→ **TEXTO**
AQUISIÇÃO DE IMÓVEL: ESCRITURA E REGISTRO

É certo que, em se tratando de aquisição de imóvel, é do senso comum que “quem não registra, não é dono”. Será mesmo assim??

Pois bem, vejo necessário, para entendermos esta questão, fazermos um breve retrospecto da legislação acerca da transmissão da propriedade imobiliária

É cediço que a propriedade imobiliária, após a Revolução Francesa alcançou o seu fortalecimento máximo. Houve uma proteção maior nos contornos de formação do domínio imobiliário.

Nesse sentido leciona Fábio Caldas de Araújo:

O poder da burguesia dependeria essencialmente da proteção efetiva sobre os bens de raiz e a acumulação patrimonial exigia meios céleres e seguros para a transmissão dos bens móveis. Neste ponto observa-se a adoção paulatina da transmissão da propriedade móvel pela mera tradição e o fortalecimento da regra de Bourjon, que alcançaria a codificação brasileira apenas no ano de 2002 e ainda sob condição. O mesmo não pode ser dito da legislação portuguesa, que não recepcionou a regra de Bourjon mesmo após a codificação de 1966.

No Brasil, a primeira modalidade de registro nasceu com a Lei Hipotecária nº 1.237/1864, que foi criada como forma de expandir o crédito no Brasil Imperial, pois os credores precisavam ter certeza sobre a efetividade da garantia que recaia sobre imóveis, razão pela qual foi adotada em nosso sistema, e para evitar o regime de múltiplas transmissões a lei criou o princípio da prioridade, o qual protege aquele que fizesse o primeiro registro.

Nesse sentido calha registrar os ensinamentos de Fábio Caldas de Araújo:

No direito brasileiro, o sistema de transmissão da propriedade anterior ao
primeiro Código Civil de 1916 seguia o modelo romano quanto à necessidade
de demonstração do título e do modo de aquisição, o qual foi recepcionado pelas
ordenações. A transmissão dependeria da conclusão de um negócio jurídico
válido, como a compra e venda, no qual seria suficiente o acordo de vontades das
partes e da obediência de formalidade legal para valores acima de determinada
alçada.

→ **INFORMAÇÕES FORNECIDAS**
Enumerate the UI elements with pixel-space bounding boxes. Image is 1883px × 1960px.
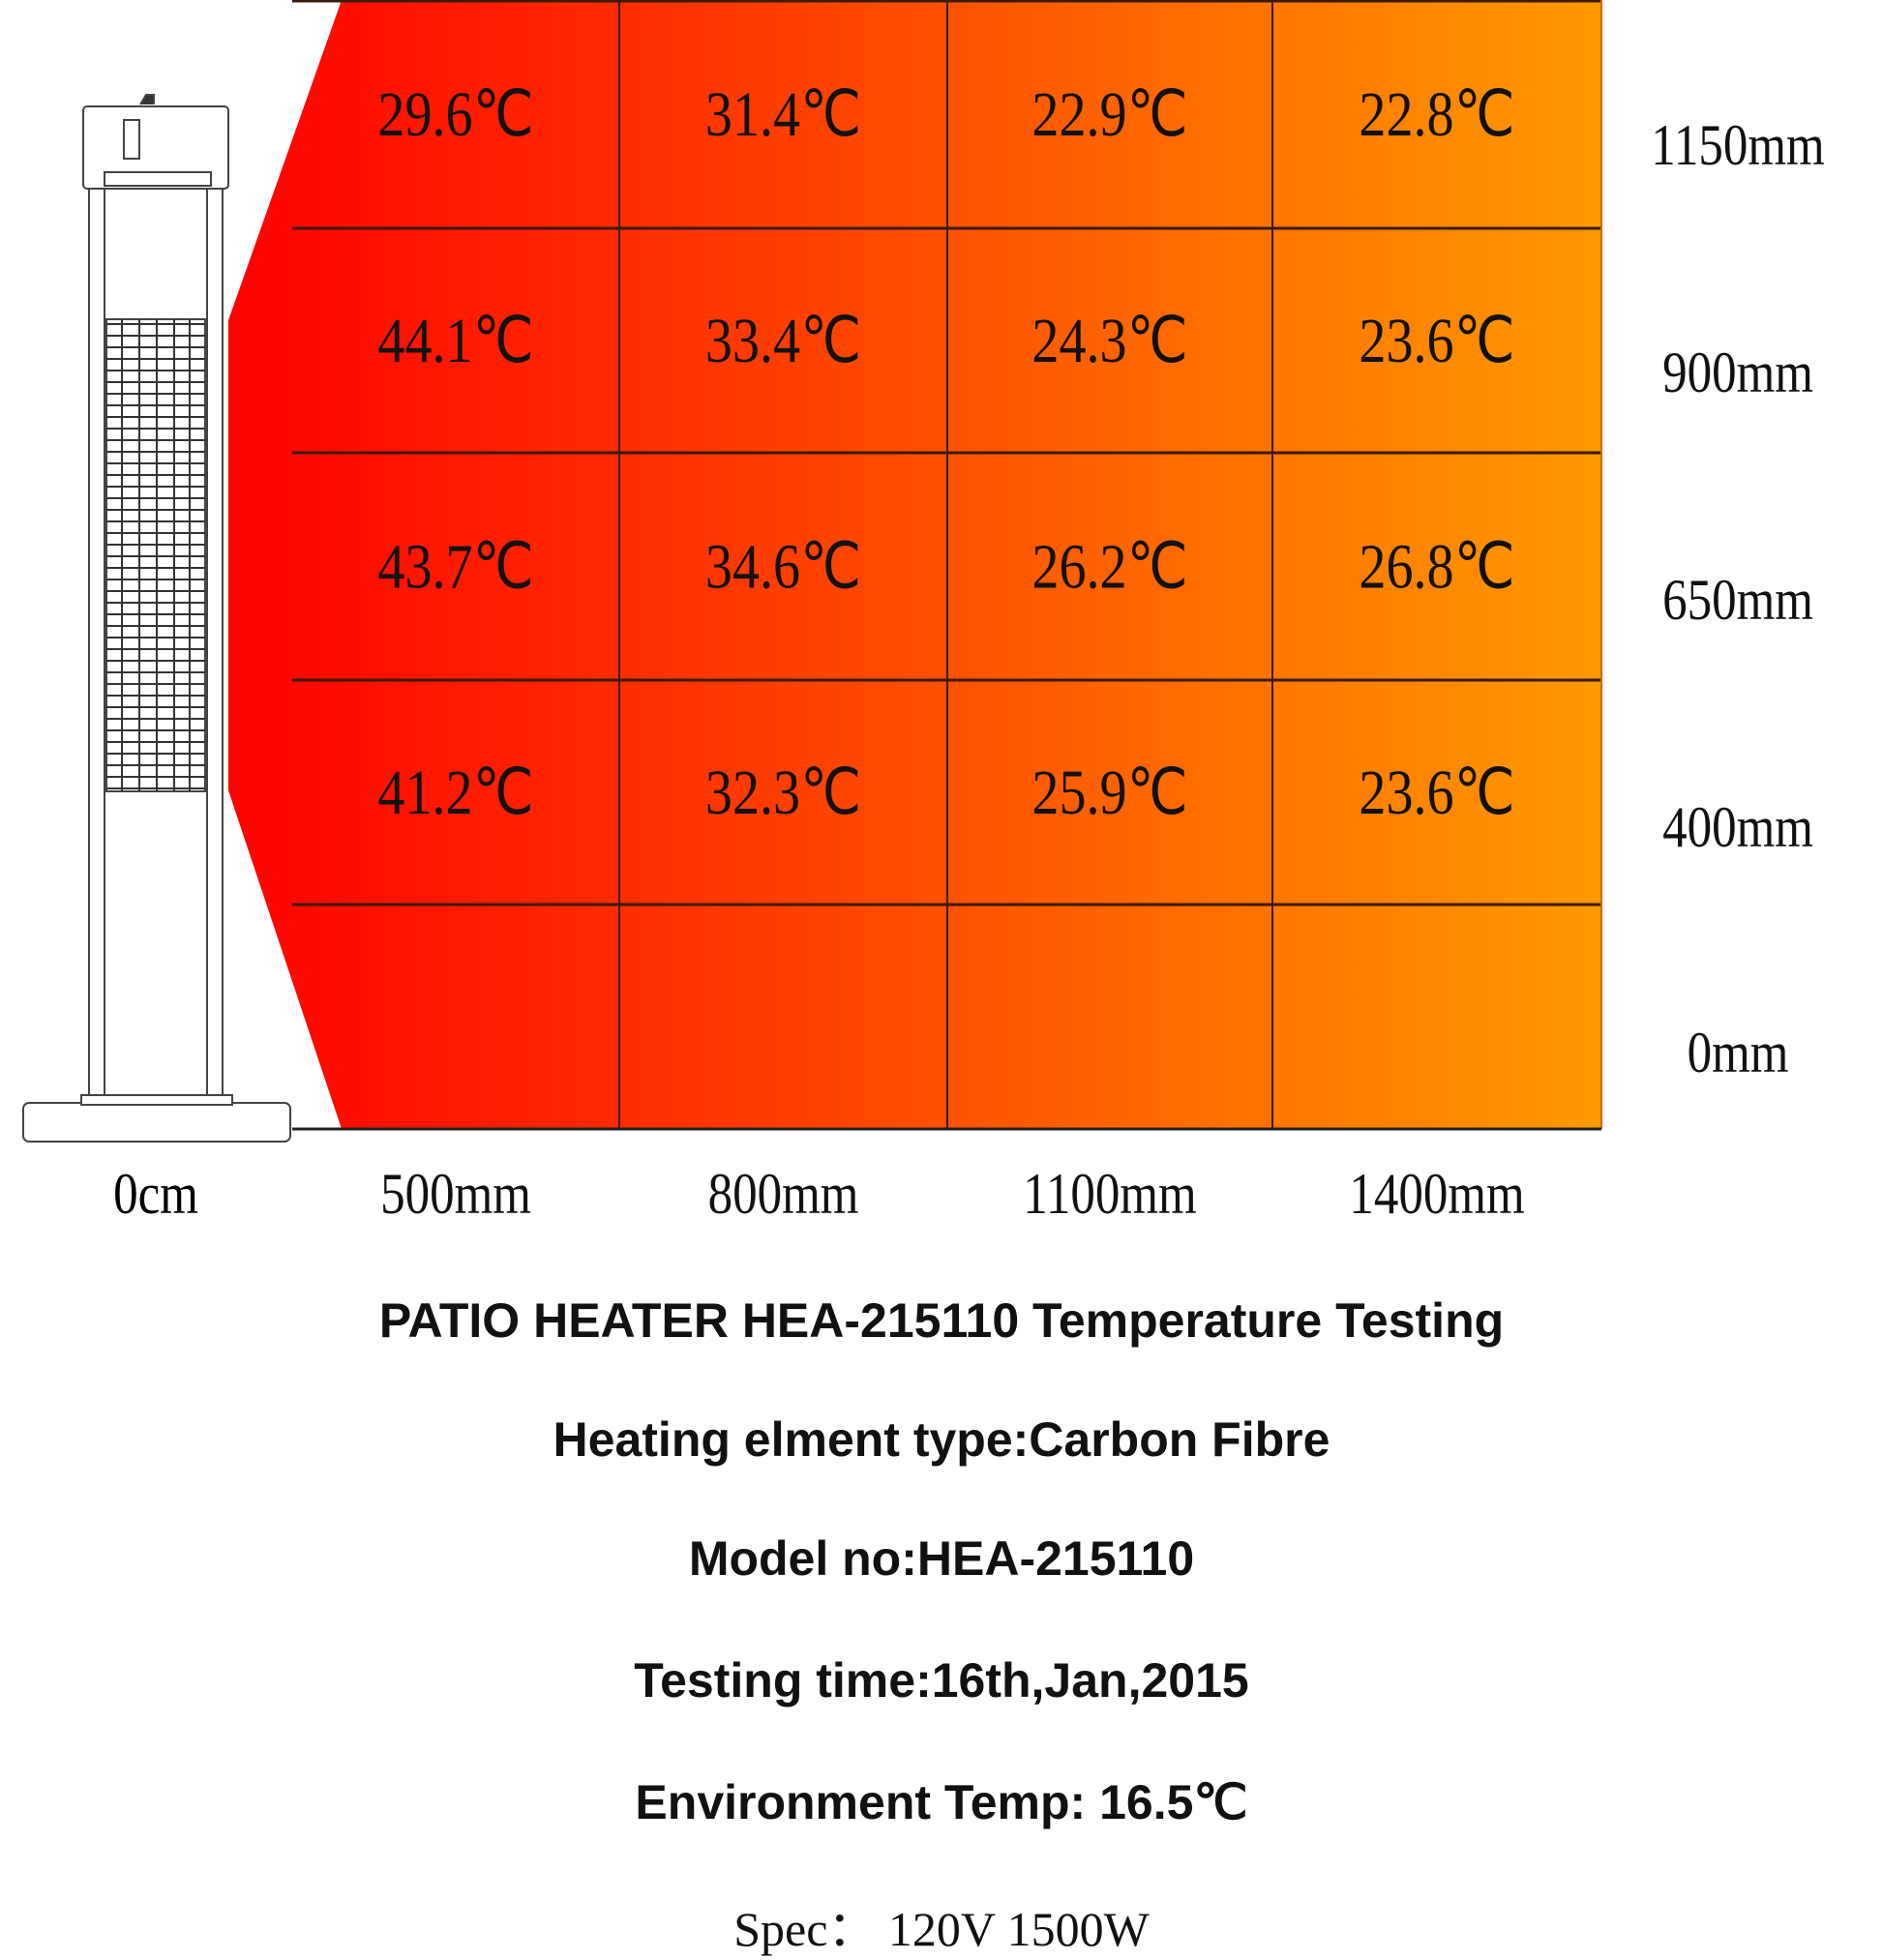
y-tick-label: 900mm — [1662, 341, 1813, 405]
environment-temp: Environment Temp: 16.5℃ — [635, 1775, 1248, 1829]
heater-illustration — [22, 94, 291, 1143]
x-axis-labels: 500mm 800mm 1100mm 1400mm — [380, 1162, 1525, 1227]
heat-zone — [228, 0, 1601, 1129]
x-tick-label: 1100mm — [1023, 1162, 1196, 1227]
y-tick-label: 650mm — [1662, 568, 1813, 633]
y-axis-labels: 1150mm 900mm 650mm 400mm 0mm — [1651, 113, 1824, 1085]
cell-value: 29.6℃ — [377, 79, 533, 150]
element-type: Heating elment type:Carbon Fibre — [553, 1412, 1330, 1467]
cell-value: 24.3℃ — [1031, 306, 1187, 376]
spec: Spec： 120V 1500W — [733, 1902, 1150, 1956]
x-tick-label: 800mm — [708, 1162, 859, 1227]
cell-value: 26.2℃ — [1031, 531, 1187, 602]
cell-value: 26.8℃ — [1359, 531, 1514, 602]
x-tick-label: 1400mm — [1349, 1162, 1524, 1227]
cell-value: 32.3℃ — [705, 757, 861, 828]
cell-value: 25.9℃ — [1031, 757, 1187, 828]
y-tick-label: 1150mm — [1651, 113, 1824, 178]
y-tick-label: 400mm — [1662, 795, 1813, 860]
x-origin-label: 0cm — [113, 1162, 198, 1227]
model-number: Model no:HEA-215110 — [688, 1531, 1195, 1586]
cell-value: 34.6℃ — [705, 531, 861, 602]
testing-time: Testing time:16th,Jan,2015 — [634, 1653, 1249, 1708]
chart-title: PATIO HEATER HEA-215110 Temperature Test… — [378, 1293, 1505, 1348]
cell-value: 41.2℃ — [377, 757, 533, 828]
cell-value: 22.9℃ — [1031, 79, 1187, 150]
cell-value: 44.1℃ — [377, 306, 533, 376]
cell-value: 33.4℃ — [705, 306, 861, 376]
heat-distribution-chart: 29.6℃ 31.4℃ 22.9℃ 22.8℃ 44.1℃ 33.4℃ 24.3℃ 23.6℃… — [22, 0, 1825, 1227]
cell-value: 31.4℃ — [705, 79, 861, 150]
cell-value: 43.7℃ — [377, 531, 533, 602]
cell-labels: 29.6℃ 31.4℃ 22.9℃ 22.8℃ 44.1℃ 33.4℃ 24.3℃ 23.6℃… — [377, 79, 1514, 828]
y-tick-label: 0mm — [1688, 1021, 1789, 1085]
cell-value: 22.8℃ — [1359, 79, 1514, 150]
x-tick-label: 500mm — [380, 1162, 531, 1227]
cell-value: 23.6℃ — [1359, 757, 1514, 828]
cell-value: 23.6℃ — [1359, 306, 1514, 376]
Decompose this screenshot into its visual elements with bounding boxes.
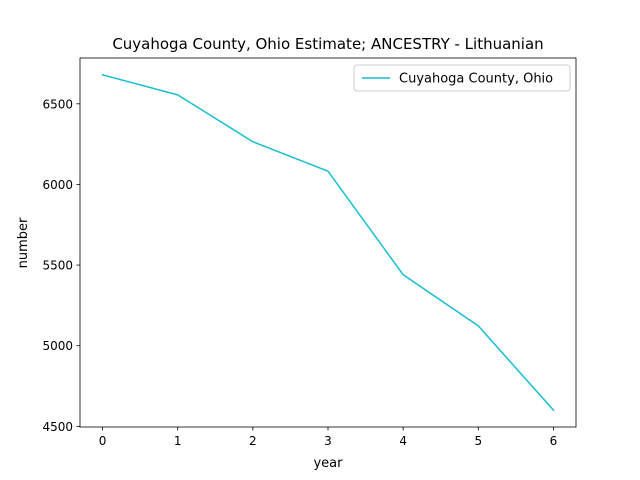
y-tick-label: 5500 (42, 259, 73, 273)
x-tick-label: 5 (474, 434, 482, 448)
x-tick-label: 4 (399, 434, 407, 448)
y-tick-label: 5000 (42, 339, 73, 353)
legend-box (353, 64, 571, 92)
x-axis-label: year (313, 456, 343, 471)
x-tick-label: 0 (99, 434, 107, 448)
x-tick-label: 1 (174, 434, 182, 448)
y-tick-label: 4500 (42, 420, 73, 434)
y-axis-label: number (16, 217, 31, 268)
x-tick-label: 2 (249, 434, 257, 448)
series-line-0 (101, 73, 555, 412)
x-axis-ticks: 0 1 2 3 4 5 6 (99, 427, 558, 448)
y-axis-ticks: 4500 5000 5500 6000 6500 (42, 97, 80, 434)
chart-title: Cuyahoga County, Ohio Estimate; ANCESTRY… (112, 35, 543, 53)
x-tick-label: 6 (550, 434, 558, 448)
legend: Cuyahoga County, Ohio (353, 64, 571, 92)
y-tick-label: 6000 (42, 178, 73, 192)
y-tick-label: 6500 (42, 97, 73, 111)
legend-label-0: Cuyahoga County, Ohio (399, 72, 553, 87)
x-tick-label: 3 (324, 434, 332, 448)
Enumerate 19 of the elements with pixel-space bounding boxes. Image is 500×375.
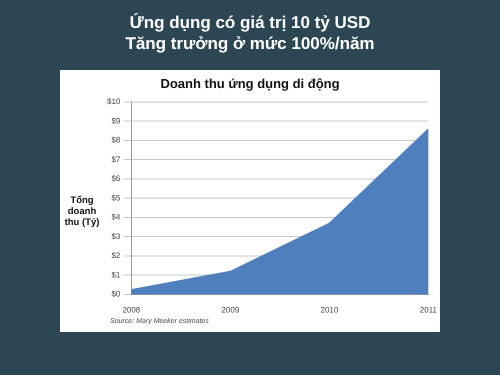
y-tick-label: $8 bbox=[111, 136, 121, 145]
y-tick-label: $5 bbox=[111, 193, 121, 202]
y-tick-label: $3 bbox=[111, 232, 121, 241]
x-tick-label: 2011 bbox=[420, 305, 438, 314]
x-tick-label: 2008 bbox=[122, 305, 141, 314]
y-tick-label: $6 bbox=[111, 174, 121, 184]
text: Doanh thu ứng dụng di động bbox=[159, 76, 341, 91]
y-tick-label: $7 bbox=[111, 154, 121, 164]
chart-title: Ứng dụng có giá trị 10 tỷ USD bbox=[128, 12, 372, 33]
y-tick-label: $1 bbox=[111, 270, 121, 280]
y-tick-label: $0 bbox=[111, 290, 121, 299]
x-tick-label: 2010 bbox=[320, 305, 339, 314]
x-tick-label: 2009 bbox=[221, 305, 240, 314]
chart-subtitle: Tăng trưởng ở mức 100%/năm bbox=[124, 33, 376, 54]
y-tick-label: $9 bbox=[111, 116, 121, 126]
y-tick-label: $10 bbox=[106, 97, 121, 106]
y-axis-title: Tổng doanh thu (Tỷ) bbox=[64, 195, 100, 228]
y-tick-label: $4 bbox=[111, 212, 121, 222]
y-tick-label: $2 bbox=[111, 251, 121, 260]
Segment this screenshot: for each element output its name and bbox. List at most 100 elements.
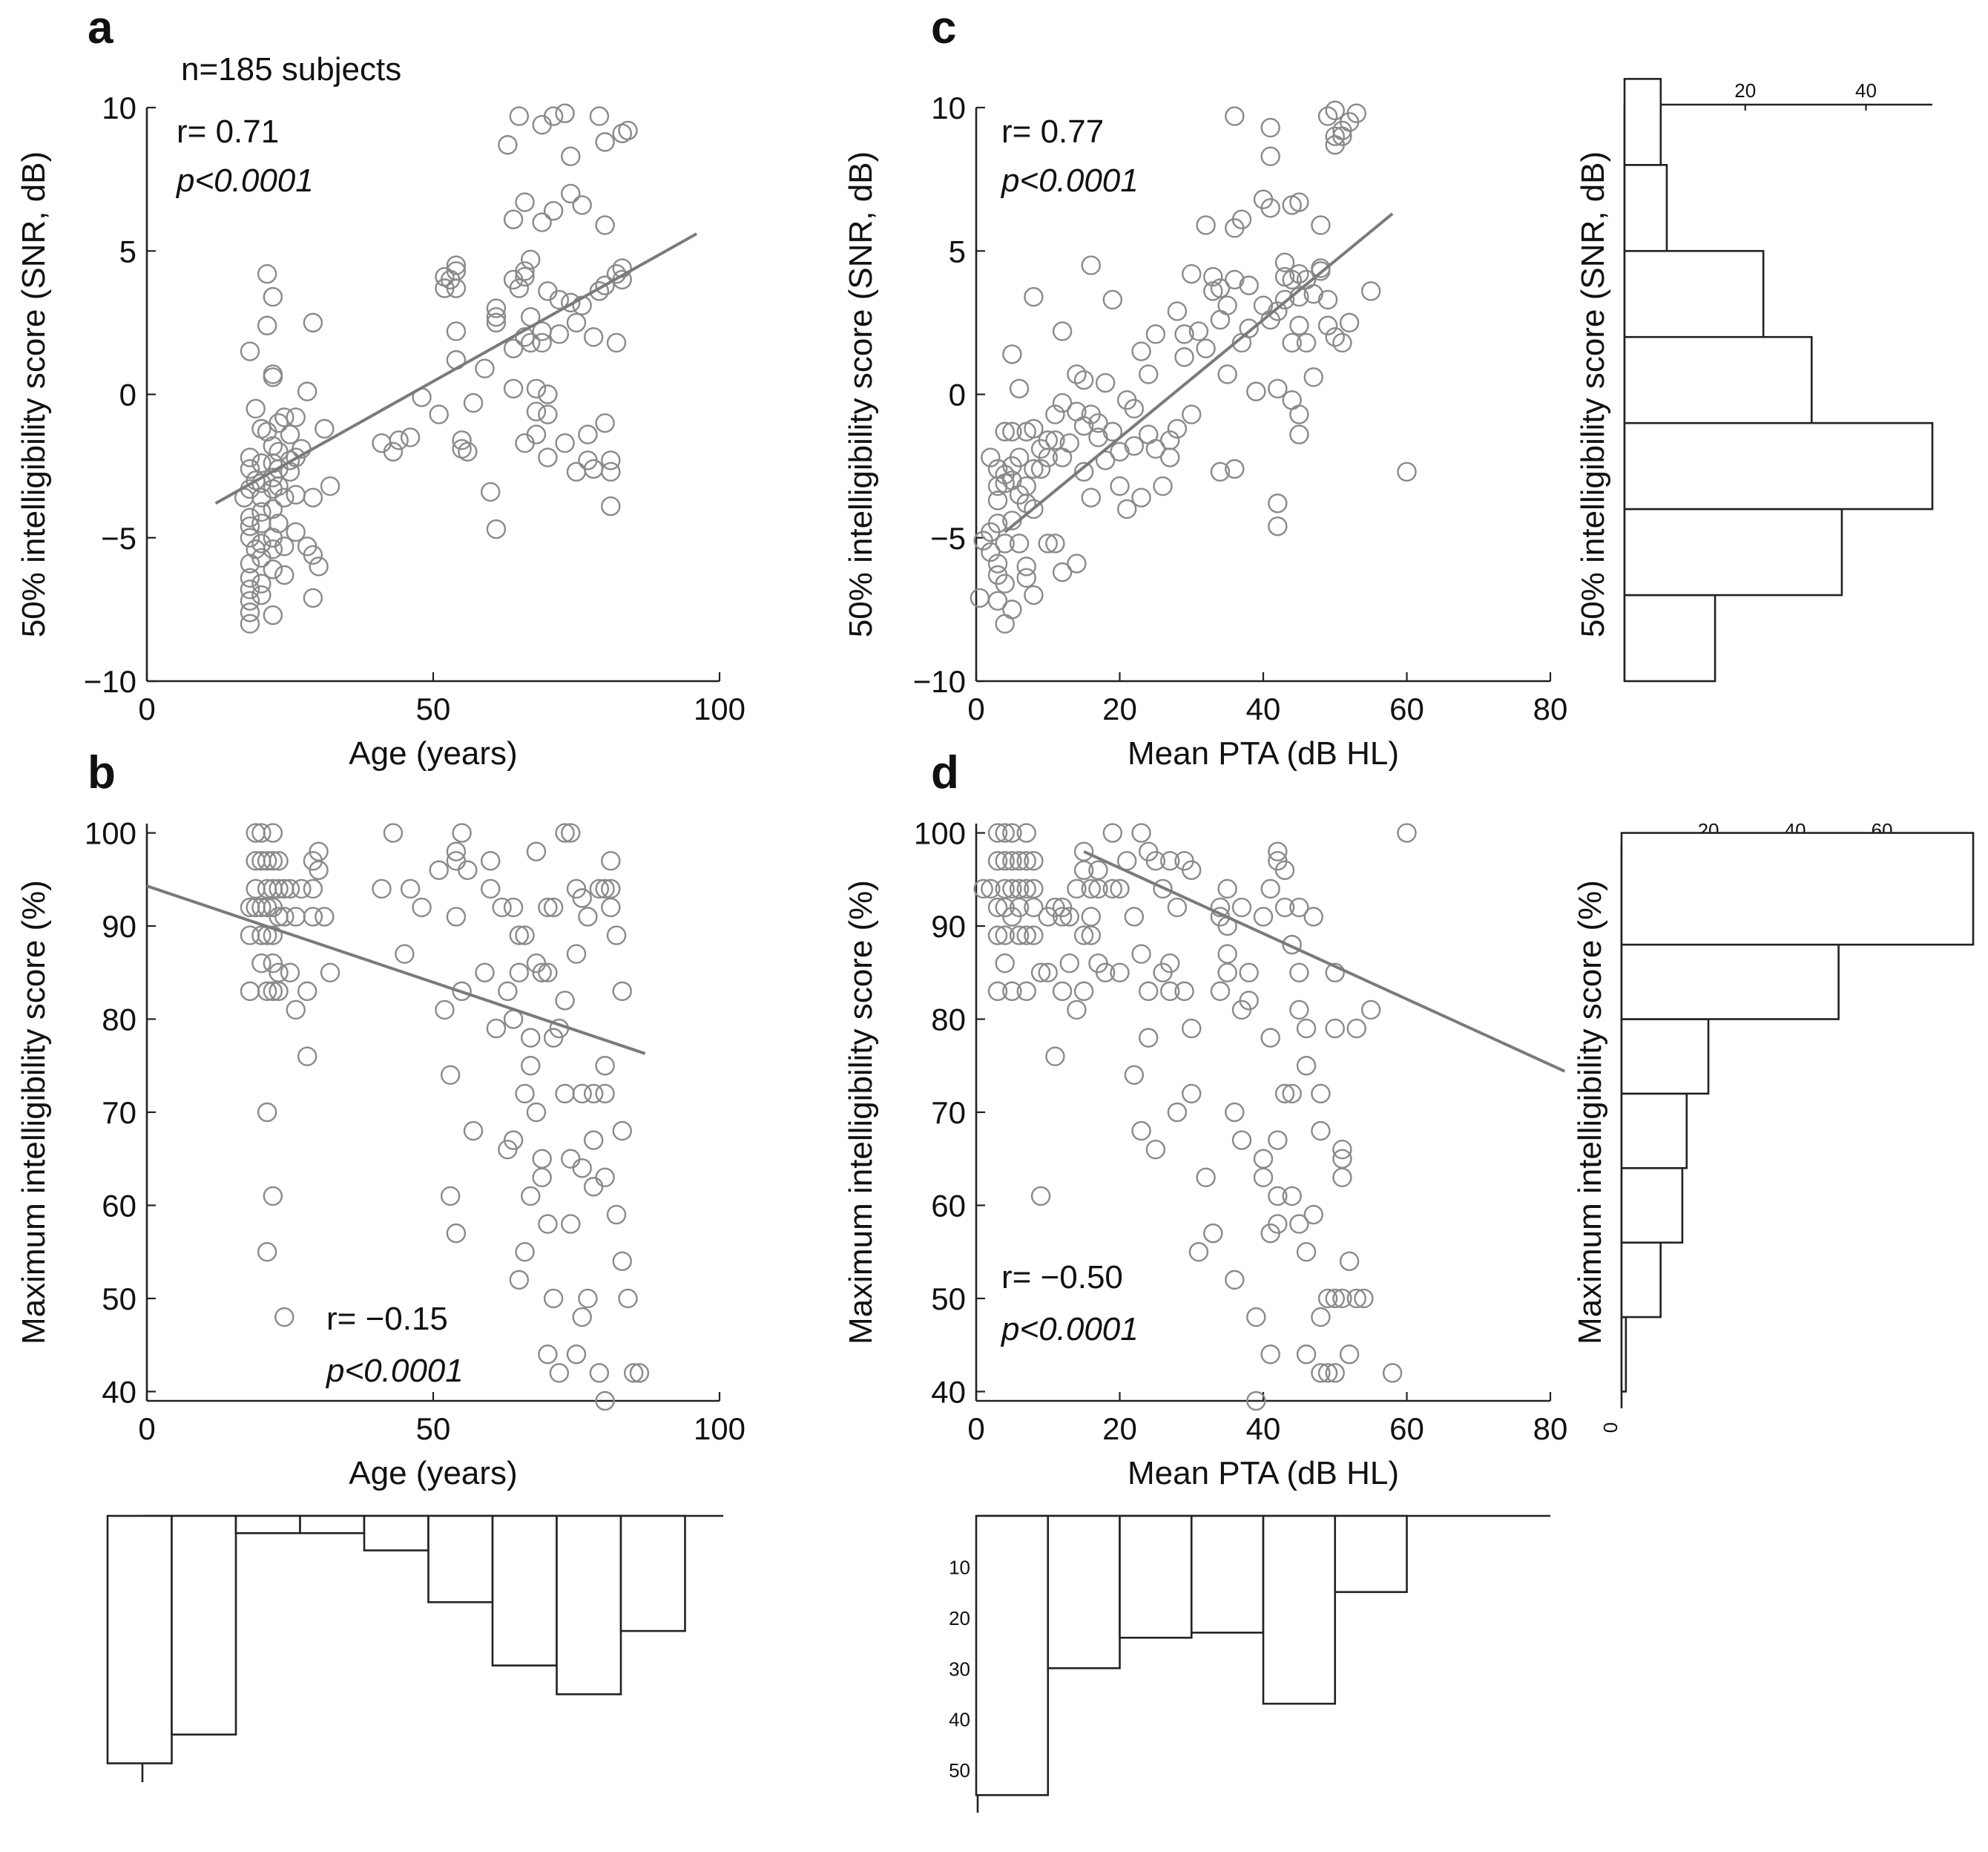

→ **INSTRUÇÕES DE TRABALHO**
• a. Resuma o texto em duas frases.
• b. Transcreva do texto, sem qualquer alteração, o trecho que começa em "Pois bem, vejo" e termina em "do domínio imobiliário.".
• c. Responda às perguntas abaixo com base no texto, identificando as respostas da mesma forma.
(i) Em que ano a regra de Bourjon alcançaria a codificação brasileira?
(ii) Com qual lei nasceu a primeira modalidade de registro no Brasil?
(iii) Que modelo seguia o sistema de transmissão da propriedade anterior ao Código Civil de 1916?
Baseie-se unicamente no texto.

→ **SOLUÇÕES DAS TAREFAS**
• a. O texto questiona a ideia de senso comum de que "quem não registra, não é dono" e recorda que a propriedade imobiliária alcançou seu fortalecimento máximo após a Revolução Francesa, com maior proteção na formação do domínio imobiliário. No Brasil, a primeira modalidade de registro surgiu com a Lei Hipotecária nº 1.237/1864, criada para expandir o crédito no Brasil Imperial, e essa lei instituiu o princípio da prioridade, que protege quem faz o primeiro registro.

• b.
Pois bem, vejo necessário, para entendermos esta questão, fazermos um breve retrospecto da legislação acerca da transmissão da propriedade imobiliária

É cediço que a propriedade imobiliária, após a Revolução Francesa alcançou o seu fortalecimento máximo. Houve uma proteção maior nos contornos de formação do domínio imobiliário.

• c.
(i) Em 2002.
(ii) Com a Lei Hipotecária nº 1.237/1864.
(iii) O modelo romano.